### Challenge
Write out the entries verbatim and leave the images out of the copy.

### Material provided

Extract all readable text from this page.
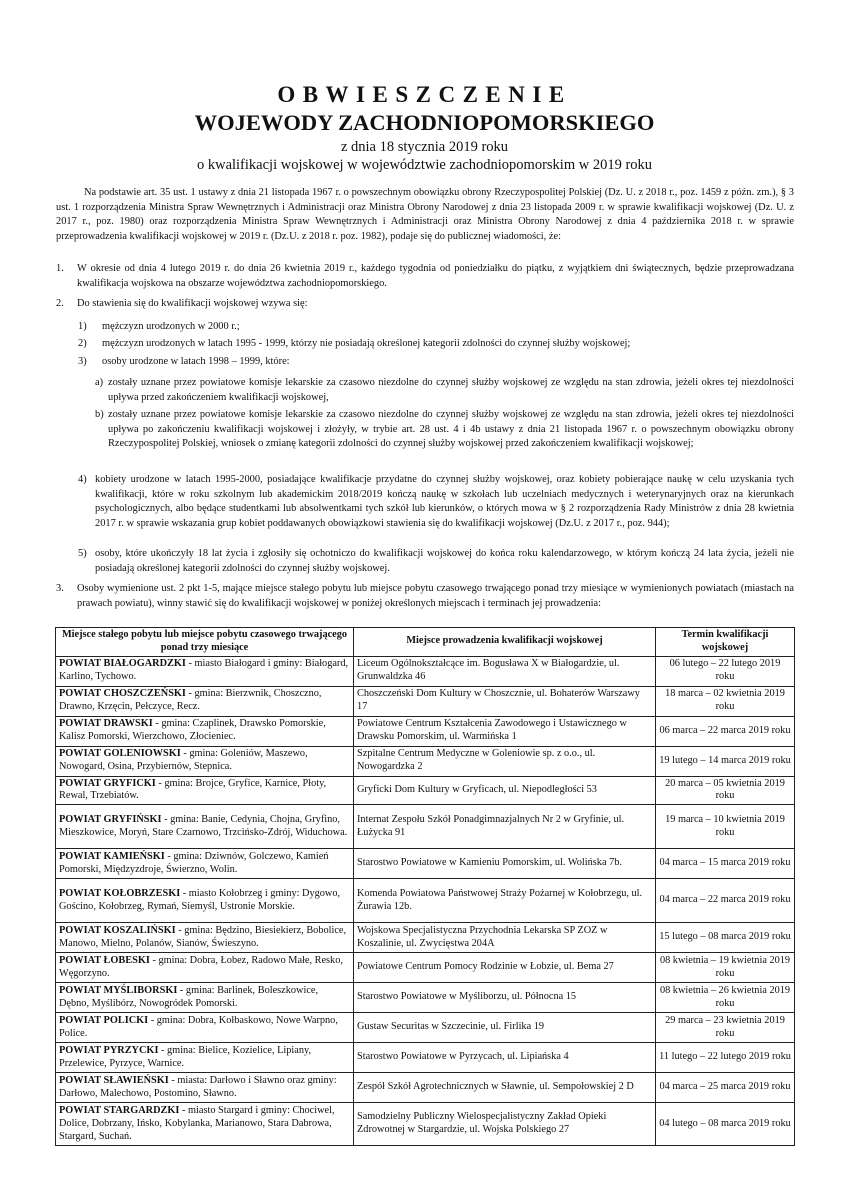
OBWIESZCZENIE
WOJEWODY ZACHODNIOPOMORSKIEGO
z dnia 18 stycznia 2019 roku
o kwalifikacji wojskowej w województwie zachodniopomorskim w 2019 roku
Na podstawie art. 35 ust. 1 ustawy z dnia 21 listopada 1967 r. o powszechnym obowiązku obrony Rzeczypospolitej Polskiej (Dz. U. z 2018 r., poz. 1459 z późn. zm.), § 3 ust. 1 rozporządzenia Ministra Spraw Wewnętrznych i Administracji oraz Ministra Obrony Narodowej z dnia 23 listopada 2009 r. w sprawie kwalifikacji wojskowej (Dz. U. z 2017 r., poz. 1980) oraz rozporządzenia Ministra Spraw Wewnętrznych i Administracji oraz Ministra Obrony Narodowej z dnia 4 października 2018 r. w sprawie przeprowadzenia kwalifikacji wojskowej w 2019 r. (Dz.U. z 2018 r. poz. 1982), podaje się do publicznej wiadomości, że:
1. W okresie od dnia 4 lutego 2019 r. do dnia 26 kwietnia 2019 r., każdego tygodnia od poniedziałku do piątku, z wyjątkiem dni świątecznych, będzie przeprowadzana kwalifikacja wojskowa na obszarze województwa zachodniopomorskiego.
2. Do stawienia się do kwalifikacji wojskowej wzywa się:
1) mężczyzn urodzonych w 2000 r.;
2) mężczyzn urodzonych w latach 1995 - 1999, którzy nie posiadają określonej kategorii zdolności do czynnej służby wojskowej;
3) osoby urodzone w latach 1998 – 1999, które:
a) zostały uznane przez powiatowe komisje lekarskie za czasowo niezdolne do czynnej służby wojskowej ze względu na stan zdrowia, jeżeli okres tej niezdolności upływa przed zakończeniem kwalifikacji wojskowej,
b) zostały uznane przez powiatowe komisje lekarskie za czasowo niezdolne do czynnej służby wojskowej ze względu na stan zdrowia, jeżeli okres tej niezdolności upływa po zakończeniu kwalifikacji wojskowej i złożyły, w trybie art. 28 ust. 4 i 4b ustawy z dnia 21 listopada 1967 r. o powszechnym obowiązku obrony Rzeczypospolitej Polskiej, wniosek o zmianę kategorii zdolności do czynnej służby wojskowej przed zakończeniem kwalifikacji wojskowej;
4) kobiety urodzone w latach 1995-2000, posiadające kwalifikacje przydatne do czynnej służby wojskowej, oraz kobiety pobierające naukę w celu uzyskania tych kwalifikacji, które w roku szkolnym lub akademickim 2018/2019 kończą naukę w szkołach lub uczelniach medycznych i weterynaryjnych oraz na kierunkach psychologicznych, albo będące studentkami lub absolwentkami tych szkół lub kierunków, o których mowa w § 2 rozporządzenia Rady Ministrów z dnia 28 kwietnia 2017 r. w sprawie wskazania grup kobiet poddawanych obowiązkowi stawienia się do kwalifikacji wojskowej (Dz.U. z 2017 r., poz. 944);
5) osoby, które ukończyły 18 lat życia i zgłosiły się ochotniczo do kwalifikacji wojskowej do końca roku kalendarzowego, w którym kończą 24 lata życia, jeżeli nie posiadają określonej kategorii zdolności do czynnej służby wojskowej.
3. Osoby wymienione ust. 2 pkt 1-5, mające miejsce stałego pobytu lub miejsce pobytu czasowego trwającego ponad trzy miesiące w wymienionych powiatach (miastach na prawach powiatu), winny stawić się do kwalifikacji wojskowej w poniżej określonych miejscach i terminach jej prowadzenia:
Miejsce stałego pobytu lub miejsce pobytu czasowego trwającego ponad trzy miesiące	Miejsce prowadzenia kwalifikacji wojskowej	Termin kwalifikacji wojskowej
POWIAT BIAŁOGARDZKI - miasto Białogard i gminy: Białogard, Karlino, Tychowo.	Liceum Ogólnokształcące im. Bogusława X w Białogardzie, ul. Grunwaldzka 46	06 lutego – 22 lutego 2019 roku
POWIAT CHOSZCZEŃSKI - gmina: Bierzwnik, Choszczno, Drawno, Krzęcin, Pełczyce, Recz.	Choszczeński Dom Kultury w Choszcznie, ul. Bohaterów Warszawy 17	18 marca – 02 kwietnia 2019 roku
POWIAT DRAWSKI - gmina: Czaplinek, Drawsko Pomorskie, Kalisz Pomorski, Wierzchowo, Złocieniec.	Powiatowe Centrum Kształcenia Zawodowego i Ustawicznego w Drawsku Pomorskim, ul. Warmińska 1	06 marca – 22 marca 2019 roku
POWIAT GOLENIOWSKI - gmina: Goleniów, Maszewo, Nowogard, Osina, Przybiernów, Stepnica.	Szpitalne Centrum Medyczne w Goleniowie sp. z o.o., ul. Nowogardzka 2	19 lutego – 14 marca 2019 roku
POWIAT GRYFICKI - gmina: Brojce, Gryfice, Karnice, Płoty, Rewal, Trzebiatów.	Gryficki Dom Kultury w Gryficach, ul. Niepodległości 53	20 marca – 05 kwietnia 2019 roku
POWIAT GRYFIŃSKI - gmina: Banie, Cedynia, Chojna, Gryfino, Mieszkowice, Moryń, Stare Czarnowo, Trzcińsko-Zdrój, Widuchowa.	Internat Zespołu Szkół Ponadgimnazjalnych Nr 2 w Gryfinie, ul. Łużycka 91	19 marca – 10 kwietnia 2019 roku
POWIAT KAMIEŃSKI - gmina: Dziwnów, Golczewo, Kamień Pomorski, Międzyzdroje, Świerzno, Wolin.	Starostwo Powiatowe w Kamieniu Pomorskim, ul. Wolińska 7b.	04 marca – 15 marca 2019 roku
POWIAT KOŁOBRZESKI - miasto Kołobrzeg i gminy: Dygowo, Gościno, Kołobrzeg, Rymań, Siemyśl, Ustronie Morskie.	Komenda Powiatowa Państwowej Straży Pożarnej w Kołobrzegu, ul. Żurawia 12b.	04 marca – 22 marca 2019 roku
POWIAT KOSZALIŃSKI - gmina: Będzino, Biesiekierz, Bobolice, Manowo, Mielno, Polanów, Sianów, Świeszyno.	Wojskowa Specjalistyczna Przychodnia Lekarska SP ZOZ w Koszalinie, ul. Zwycięstwa 204A	15 lutego – 08 marca 2019 roku
POWIAT ŁOBESKI - gmina: Dobra, Łobez, Radowo Małe, Resko, Węgorzyno.	Powiatowe Centrum Pomocy Rodzinie w Łobzie, ul. Bema 27	08 kwietnia – 19 kwietnia 2019 roku
POWIAT MYŚLIBORSKI - gmina: Barlinek, Boleszkowice, Dębno, Myślibórz, Nowogródek Pomorski.	Starostwo Powiatowe w Myśliborzu, ul. Północna 15	08 kwietnia – 26 kwietnia 2019 roku
POWIAT POLICKI - gmina: Dobra, Kołbaskowo, Nowe Warpno, Police.	Gustaw Securitas w Szczecinie, ul. Firlika 19	29 marca – 23 kwietnia 2019 roku
POWIAT PYRZYCKI - gmina: Bielice, Kozielice, Lipiany, Przelewice, Pyrzyce, Warnice.	Starostwo Powiatowe w Pyrzycach, ul. Lipiańska 4	11 lutego – 22 lutego 2019 roku
POWIAT SŁAWIEŃSKI - miasta: Darłowo i Sławno oraz gminy: Darłowo, Malechowo, Postomino, Sławno.	Zespół Szkół Agrotechnicznych w Sławnie, ul. Sempołowskiej 2 D	04 marca – 25 marca 2019 roku
POWIAT STARGARDZKI - miasto Stargard i gminy: Chociwel, Dolice, Dobrzany, Ińsko, Kobylanka, Marianowo, Stara Dabrowa, Stargard, Suchań.	Samodzielny Publiczny Wielospecjalistyczny Zakład Opieki Zdrowotnej w Stargardzie, ul. Wojska Polskiego 27	04 lutego – 08 marca 2019 roku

### Response to this task
Extract all readable text from this page.
OBWIESZCZENIE
WOJEWODY ZACHODNIOPOMORSKIEGO
z dnia 18 stycznia 2019 roku
o kwalifikacji wojskowej w województwie zachodniopomorskim w 2019 roku
Na podstawie art. 35 ust. 1 ustawy z dnia 21 listopada 1967 r. o powszechnym obowiązku obrony Rzeczypospolitej Polskiej (Dz. U. z 2018 r., poz. 1459 z późn. zm.), § 3 ust. 1 rozporządzenia Ministra Spraw Wewnętrznych i Administracji oraz Ministra Obrony Narodowej z dnia 23 listopada 2009 r. w sprawie kwalifikacji wojskowej (Dz. U. z 2017 r., poz. 1980) oraz rozporządzenia Ministra Spraw Wewnętrznych i Administracji oraz Ministra Obrony Narodowej z dnia 4 października 2018 r. w sprawie przeprowadzenia kwalifikacji wojskowej w 2019 r. (Dz.U. z 2018 r. poz. 1982), podaje się do publicznej wiadomości, że:
1. W okresie od dnia 4 lutego 2019 r. do dnia 26 kwietnia 2019 r., każdego tygodnia od poniedziałku do piątku, z wyjątkiem dni świątecznych, będzie przeprowadzana kwalifikacja wojskowa na obszarze województwa zachodniopomorskiego.
2. Do stawienia się do kwalifikacji wojskowej wzywa się:
1) mężczyzn urodzonych w 2000 r.;
2) mężczyzn urodzonych w latach 1995 - 1999, którzy nie posiadają określonej kategorii zdolności do czynnej służby wojskowej;
3) osoby urodzone w latach 1998 – 1999, które:
a) zostały uznane przez powiatowe komisje lekarskie za czasowo niezdolne do czynnej służby wojskowej ze względu na stan zdrowia, jeżeli okres tej niezdolności upływa przed zakończeniem kwalifikacji wojskowej,
b) zostały uznane przez powiatowe komisje lekarskie za czasowo niezdolne do czynnej służby wojskowej ze względu na stan zdrowia, jeżeli okres tej niezdolności upływa po zakończeniu kwalifikacji wojskowej i złożyły, w trybie art. 28 ust. 4 i 4b ustawy z dnia 21 listopada 1967 r. o powszechnym obowiązku obrony Rzeczypospolitej Polskiej, wniosek o zmianę kategorii zdolności do czynnej służby wojskowej przed zakończeniem kwalifikacji wojskowej;
4) kobiety urodzone w latach 1995-2000, posiadające kwalifikacje przydatne do czynnej służby wojskowej, oraz kobiety pobierające naukę w celu uzyskania tych kwalifikacji, które w roku szkolnym lub akademickim 2018/2019 kończą naukę w szkołach lub uczelniach medycznych i weterynaryjnych oraz na kierunkach psychologicznych, albo będące studentkami lub absolwentkami tych szkół lub kierunków, o których mowa w § 2 rozporządzenia Rady Ministrów z dnia 28 kwietnia 2017 r. w sprawie wskazania grup kobiet poddawanych obowiązkowi stawienia się do kwalifikacji wojskowej (Dz.U. z 2017 r., poz. 944);
5) osoby, które ukończyły 18 lat życia i zgłosiły się ochotniczo do kwalifikacji wojskowej do końca roku kalendarzowego, w którym kończą 24 lata życia, jeżeli nie posiadają określonej kategorii zdolności do czynnej służby wojskowej.
3. Osoby wymienione ust. 2 pkt 1-5, mające miejsce stałego pobytu lub miejsce pobytu czasowego trwającego ponad trzy miesiące w wymienionych powiatach (miastach na prawach powiatu), winny stawić się do kwalifikacji wojskowej w poniżej określonych miejscach i terminach jej prowadzenia:
Miejsce stałego pobytu lub miejsce pobytu czasowego trwającego ponad trzy miesiące	Miejsce prowadzenia kwalifikacji wojskowej	Termin kwalifikacji wojskowej
POWIAT BIAŁOGARDZKI - miasto Białogard i gminy: Białogard, Karlino, Tychowo.	Liceum Ogólnokształcące im. Bogusława X w Białogardzie, ul. Grunwaldzka 46	06 lutego – 22 lutego 2019 roku
POWIAT CHOSZCZEŃSKI - gmina: Bierzwnik, Choszczno, Drawno, Krzęcin, Pełczyce, Recz.	Choszczeński Dom Kultury w Choszcznie, ul. Bohaterów Warszawy 17	18 marca – 02 kwietnia 2019 roku
POWIAT DRAWSKI - gmina: Czaplinek, Drawsko Pomorskie, Kalisz Pomorski, Wierzchowo, Złocieniec.	Powiatowe Centrum Kształcenia Zawodowego i Ustawicznego w Drawsku Pomorskim, ul. Warmińska 1	06 marca – 22 marca 2019 roku
POWIAT GOLENIOWSKI - gmina: Goleniów, Maszewo, Nowogard, Osina, Przybiernów, Stepnica.	Szpitalne Centrum Medyczne w Goleniowie sp. z o.o., ul. Nowogardzka 2	19 lutego – 14 marca 2019 roku
POWIAT GRYFICKI - gmina: Brojce, Gryfice, Karnice, Płoty, Rewal, Trzebiatów.	Gryficki Dom Kultury w Gryficach, ul. Niepodległości 53	20 marca – 05 kwietnia 2019 roku
POWIAT GRYFIŃSKI - gmina: Banie, Cedynia, Chojna, Gryfino, Mieszkowice, Moryń, Stare Czarnowo, Trzcińsko-Zdrój, Widuchowa.	Internat Zespołu Szkół Ponadgimnazjalnych Nr 2 w Gryfinie, ul. Łużycka 91	19 marca – 10 kwietnia 2019 roku
POWIAT KAMIEŃSKI - gmina: Dziwnów, Golczewo, Kamień Pomorski, Międzyzdroje, Świerzno, Wolin.	Starostwo Powiatowe w Kamieniu Pomorskim, ul. Wolińska 7b.	04 marca – 15 marca 2019 roku
POWIAT KOŁOBRZESKI - miasto Kołobrzeg i gminy: Dygowo, Gościno, Kołobrzeg, Rymań, Siemyśl, Ustronie Morskie.	Komenda Powiatowa Państwowej Straży Pożarnej w Kołobrzegu, ul. Żurawia 12b.	04 marca – 22 marca 2019 roku
POWIAT KOSZALIŃSKI - gmina: Będzino, Biesiekierz, Bobolice, Manowo, Mielno, Polanów, Sianów, Świeszyno.	Wojskowa Specjalistyczna Przychodnia Lekarska SP ZOZ w Koszalinie, ul. Zwycięstwa 204A	15 lutego – 08 marca 2019 roku
POWIAT ŁOBESKI - gmina: Dobra, Łobez, Radowo Małe, Resko, Węgorzyno.	Powiatowe Centrum Pomocy Rodzinie w Łobzie, ul. Bema 27	08 kwietnia – 19 kwietnia 2019 roku
POWIAT MYŚLIBORSKI - gmina: Barlinek, Boleszkowice, Dębno, Myślibórz, Nowogródek Pomorski.	Starostwo Powiatowe w Myśliborzu, ul. Północna 15	08 kwietnia – 26 kwietnia 2019 roku
POWIAT POLICKI - gmina: Dobra, Kołbaskowo, Nowe Warpno, Police.	Gustaw Securitas w Szczecinie, ul. Firlika 19	29 marca – 23 kwietnia 2019 roku
POWIAT PYRZYCKI - gmina: Bielice, Kozielice, Lipiany, Przelewice, Pyrzyce, Warnice.	Starostwo Powiatowe w Pyrzycach, ul. Lipiańska 4	11 lutego – 22 lutego 2019 roku
POWIAT SŁAWIEŃSKI - miasta: Darłowo i Sławno oraz gminy: Darłowo, Malechowo, Postomino, Sławno.	Zespół Szkół Agrotechnicznych w Sławnie, ul. Sempołowskiej 2 D	04 marca – 25 marca 2019 roku
POWIAT STARGARDZKI - miasto Stargard i gminy: Chociwel, Dolice, Dobrzany, Ińsko, Kobylanka, Marianowo, Stara Dabrowa, Stargard, Suchań.	Samodzielny Publiczny Wielospecjalistyczny Zakład Opieki Zdrowotnej w Stargardzie, ul. Wojska Polskiego 27	04 lutego – 08 marca 2019 roku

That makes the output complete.